> _DIRECTION_: Quote every line of the data below as it stands, omitting pictures.

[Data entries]

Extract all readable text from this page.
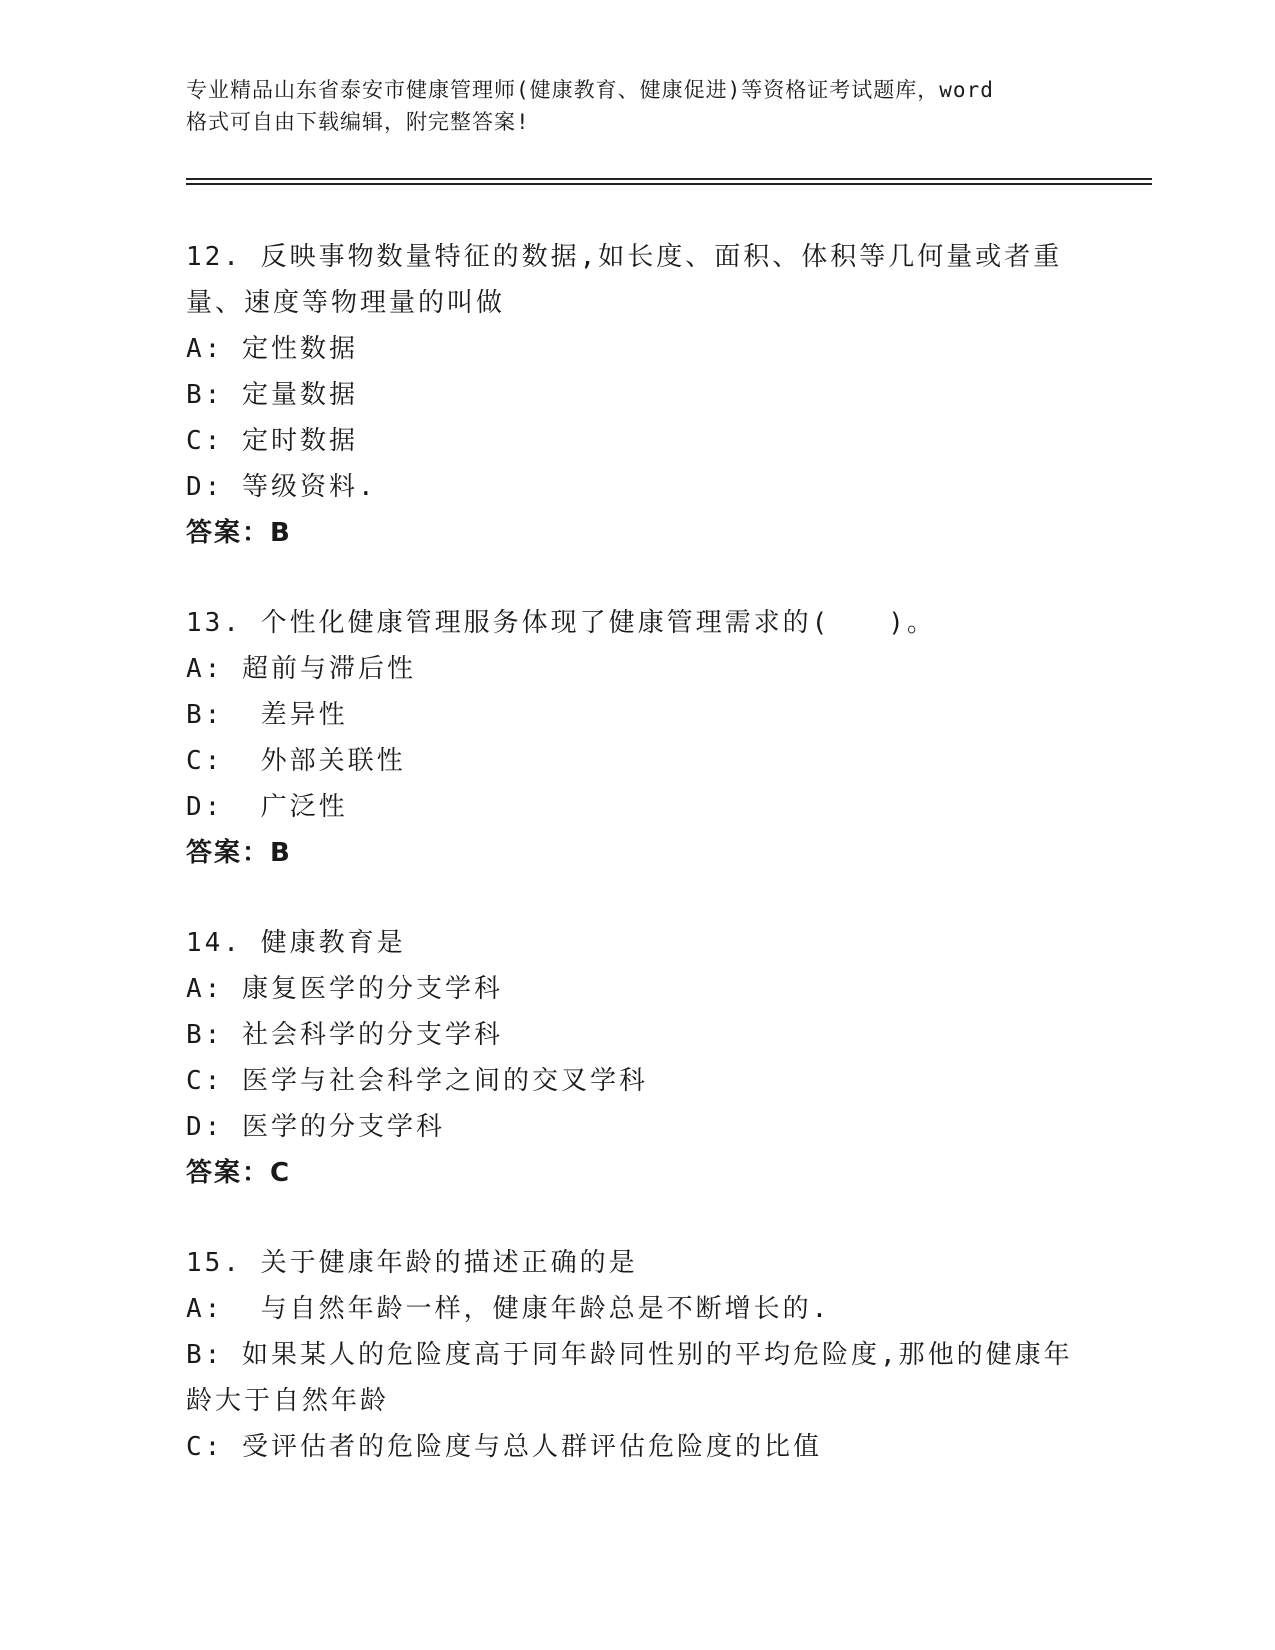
专业精品山东省泰安市健康管理师(健康教育、健康促进)等资格证考试题库，word
格式可自由下载编辑，附完整答案!

12. 反映事物数量特征的数据,如长度、面积、体积等几何量或者重量、速度等物理量的叫做

A: 定性数据

B: 定量数据

C: 定时数据

D: 等级资料.

答案：B

13. 个性化健康管理服务体现了健康管理需求的(　　)。

A: 超前与滞后性

B:  差异性

C:  外部关联性

D:  广泛性

答案：B

14. 健康教育是

A: 康复医学的分支学科

B: 社会科学的分支学科

C: 医学与社会科学之间的交叉学科

D: 医学的分支学科

答案：C

15. 关于健康年龄的描述正确的是

A:  与自然年龄一样，健康年龄总是不断增长的.

B: 如果某人的危险度高于同年龄同性别的平均危险度,那他的健康年龄大于自然年龄

C: 受评估者的危险度与总人群评估危险度的比值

> _EXERCISE RESULT_:
Extract all readable text from this page.
专业精品山东省泰安市健康管理师(健康教育、健康促进)等资格证考试题库，word
格式可自由下载编辑，附完整答案!

12. 反映事物数量特征的数据,如长度、面积、体积等几何量或者重量、速度等物理量的叫做

A: 定性数据

B: 定量数据

C: 定时数据

D: 等级资料.

答案：B

13. 个性化健康管理服务体现了健康管理需求的(　　)。

A: 超前与滞后性

B:  差异性

C:  外部关联性

D:  广泛性

答案：B

14. 健康教育是

A: 康复医学的分支学科

B: 社会科学的分支学科

C: 医学与社会科学之间的交叉学科

D: 医学的分支学科

答案：C

15. 关于健康年龄的描述正确的是

A:  与自然年龄一样，健康年龄总是不断增长的.

B: 如果某人的危险度高于同年龄同性别的平均危险度,那他的健康年龄大于自然年龄

C: 受评估者的危险度与总人群评估危险度的比值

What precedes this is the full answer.